------ Available data ------
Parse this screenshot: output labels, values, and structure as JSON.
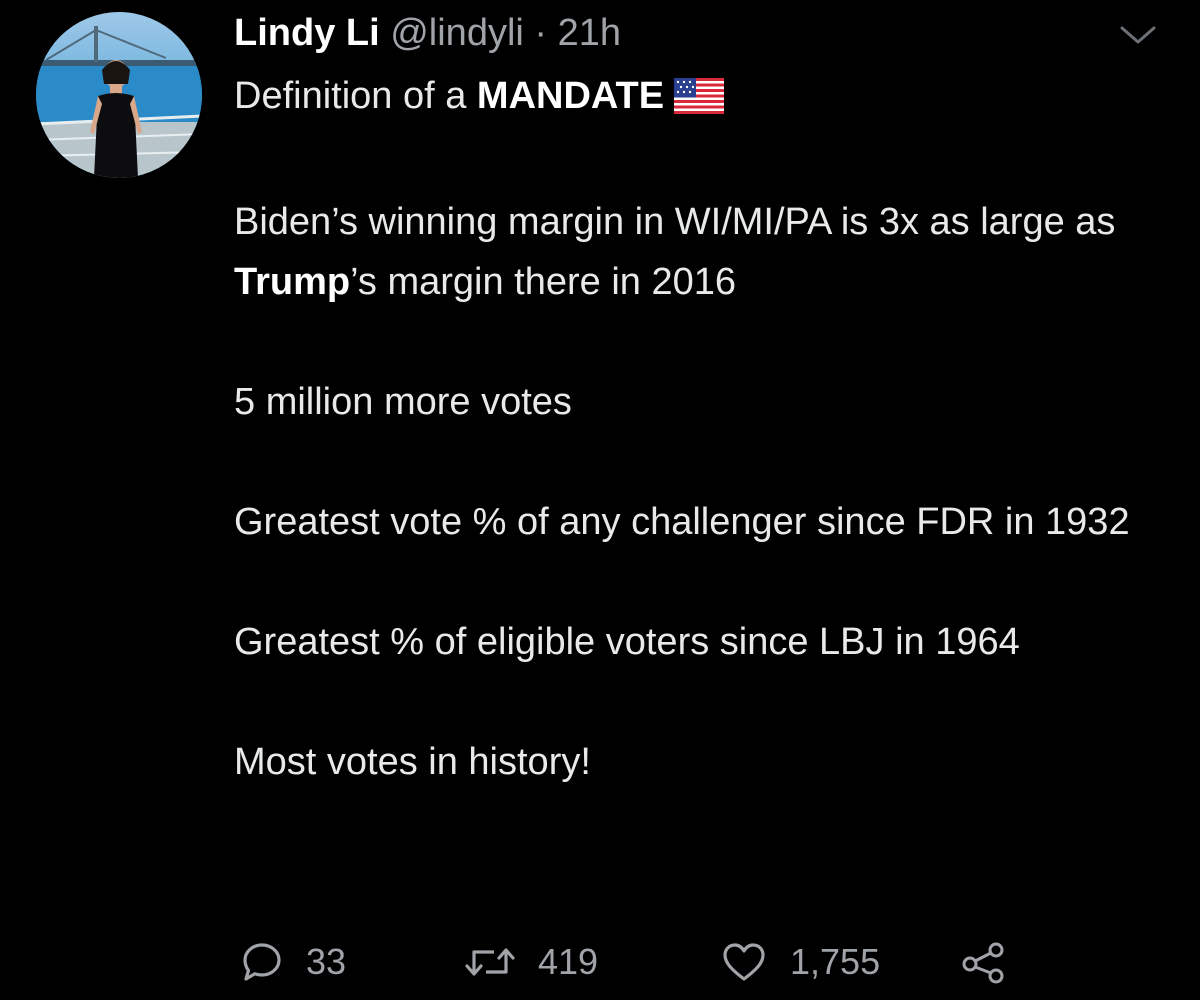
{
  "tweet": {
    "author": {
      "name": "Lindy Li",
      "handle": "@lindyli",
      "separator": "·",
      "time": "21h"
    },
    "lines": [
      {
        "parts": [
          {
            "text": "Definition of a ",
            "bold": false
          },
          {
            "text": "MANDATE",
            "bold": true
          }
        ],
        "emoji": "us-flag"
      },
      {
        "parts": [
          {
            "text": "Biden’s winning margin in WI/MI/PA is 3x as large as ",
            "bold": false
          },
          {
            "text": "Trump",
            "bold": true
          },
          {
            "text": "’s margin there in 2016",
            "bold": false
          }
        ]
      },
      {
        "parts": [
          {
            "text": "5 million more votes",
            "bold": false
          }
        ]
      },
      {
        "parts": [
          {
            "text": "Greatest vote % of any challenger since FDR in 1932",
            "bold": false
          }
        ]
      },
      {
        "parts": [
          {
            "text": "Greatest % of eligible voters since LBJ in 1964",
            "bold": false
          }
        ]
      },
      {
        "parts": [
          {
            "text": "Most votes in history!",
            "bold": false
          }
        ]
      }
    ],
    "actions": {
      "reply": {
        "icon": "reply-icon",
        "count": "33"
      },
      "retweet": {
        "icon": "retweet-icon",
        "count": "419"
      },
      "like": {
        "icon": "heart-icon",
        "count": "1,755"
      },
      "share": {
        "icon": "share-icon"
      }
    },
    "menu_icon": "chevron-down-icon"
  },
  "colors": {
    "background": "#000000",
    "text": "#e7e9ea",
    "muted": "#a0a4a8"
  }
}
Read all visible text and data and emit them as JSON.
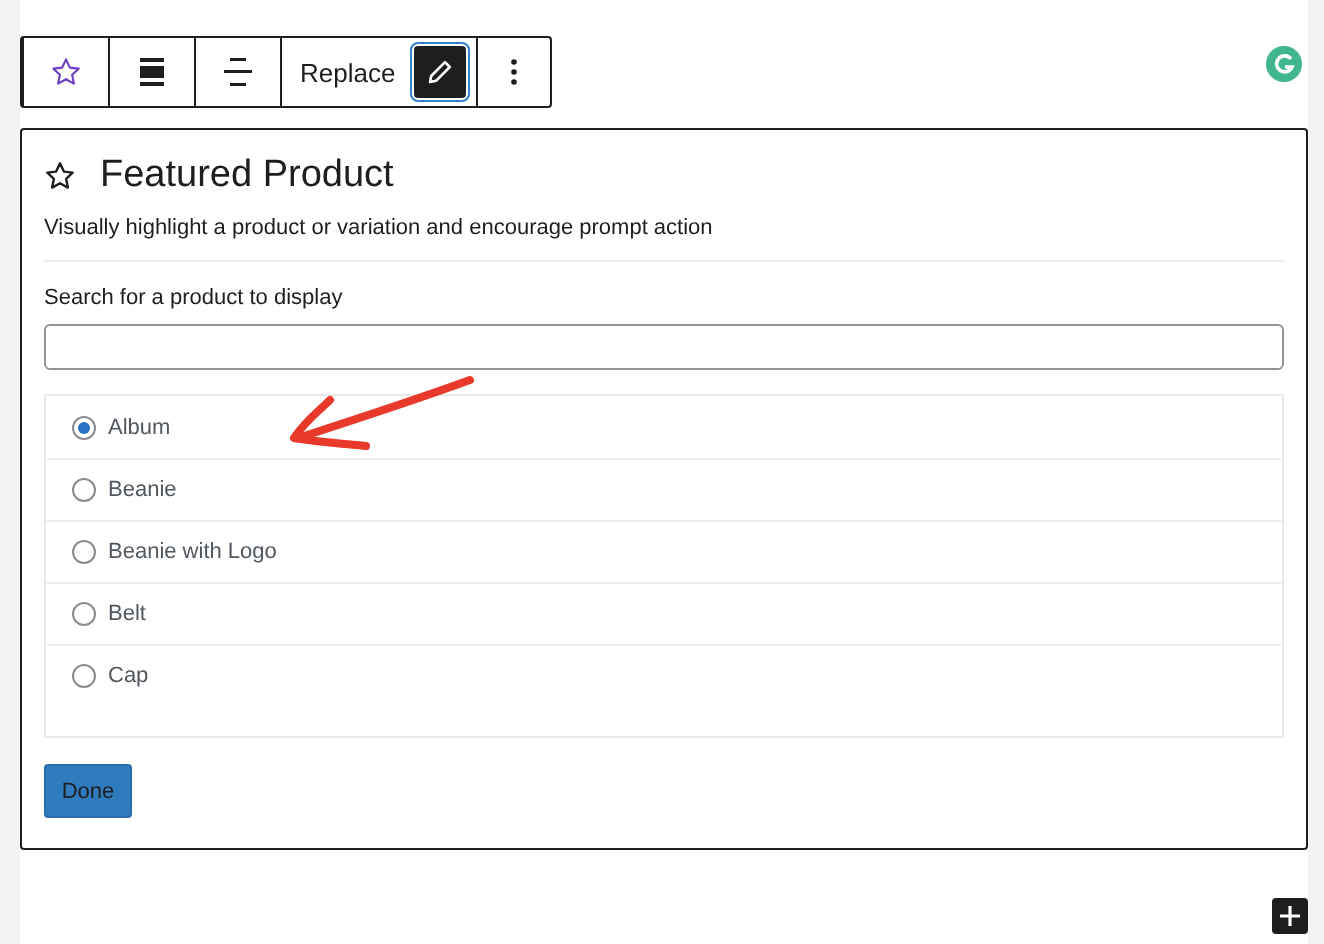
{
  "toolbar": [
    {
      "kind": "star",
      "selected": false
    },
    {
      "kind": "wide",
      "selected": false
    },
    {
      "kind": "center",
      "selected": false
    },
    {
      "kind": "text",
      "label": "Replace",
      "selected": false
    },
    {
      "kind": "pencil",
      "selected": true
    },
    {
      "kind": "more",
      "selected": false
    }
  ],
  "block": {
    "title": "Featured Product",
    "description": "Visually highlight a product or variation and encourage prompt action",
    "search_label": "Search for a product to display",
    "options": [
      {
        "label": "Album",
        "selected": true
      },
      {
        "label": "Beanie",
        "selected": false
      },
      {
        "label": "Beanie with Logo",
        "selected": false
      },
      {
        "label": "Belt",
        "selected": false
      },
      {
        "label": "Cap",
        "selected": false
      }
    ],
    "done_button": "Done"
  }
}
------
What the exercise asks | Transcribe all of the entries word for word, but skip any pictures they contain.

Solution for this problem |
Parse this screenshot: output labels, values, and structure as JSON.
{
  "tweet": {
    "author": {
      "name": "Lindy Li",
      "handle": "@lindyli",
      "separator": "·",
      "time": "21h"
    },
    "lines": [
      {
        "parts": [
          {
            "text": "Definition of a ",
            "bold": false
          },
          {
            "text": "MANDATE",
            "bold": true
          }
        ],
        "emoji": "us-flag"
      },
      {
        "parts": [
          {
            "text": "Biden’s winning margin in WI/MI/PA is 3x as large as ",
            "bold": false
          },
          {
            "text": "Trump",
            "bold": true
          },
          {
            "text": "’s margin there in 2016",
            "bold": false
          }
        ]
      },
      {
        "parts": [
          {
            "text": "5 million more votes",
            "bold": false
          }
        ]
      },
      {
        "parts": [
          {
            "text": "Greatest vote % of any challenger since FDR in 1932",
            "bold": false
          }
        ]
      },
      {
        "parts": [
          {
            "text": "Greatest % of eligible voters since LBJ in 1964",
            "bold": false
          }
        ]
      },
      {
        "parts": [
          {
            "text": "Most votes in history!",
            "bold": false
          }
        ]
      }
    ],
    "actions": {
      "reply": {
        "icon": "reply-icon",
        "count": "33"
      },
      "retweet": {
        "icon": "retweet-icon",
        "count": "419"
      },
      "like": {
        "icon": "heart-icon",
        "count": "1,755"
      },
      "share": {
        "icon": "share-icon"
      }
    },
    "menu_icon": "chevron-down-icon"
  },
  "colors": {
    "background": "#000000",
    "text": "#e7e9ea",
    "muted": "#a0a4a8"
  }
}
Read all visible text and data and emit them as JSON.
{
  "toolbar": [
    {
      "kind": "star",
      "selected": false
    },
    {
      "kind": "wide",
      "selected": false
    },
    {
      "kind": "center",
      "selected": false
    },
    {
      "kind": "text",
      "label": "Replace",
      "selected": false
    },
    {
      "kind": "pencil",
      "selected": true
    },
    {
      "kind": "more",
      "selected": false
    }
  ],
  "block": {
    "title": "Featured Product",
    "description": "Visually highlight a product or variation and encourage prompt action",
    "search_label": "Search for a product to display",
    "options": [
      {
        "label": "Album",
        "selected": true
      },
      {
        "label": "Beanie",
        "selected": false
      },
      {
        "label": "Beanie with Logo",
        "selected": false
      },
      {
        "label": "Belt",
        "selected": false
      },
      {
        "label": "Cap",
        "selected": false
      }
    ],
    "done_button": "Done"
  }
}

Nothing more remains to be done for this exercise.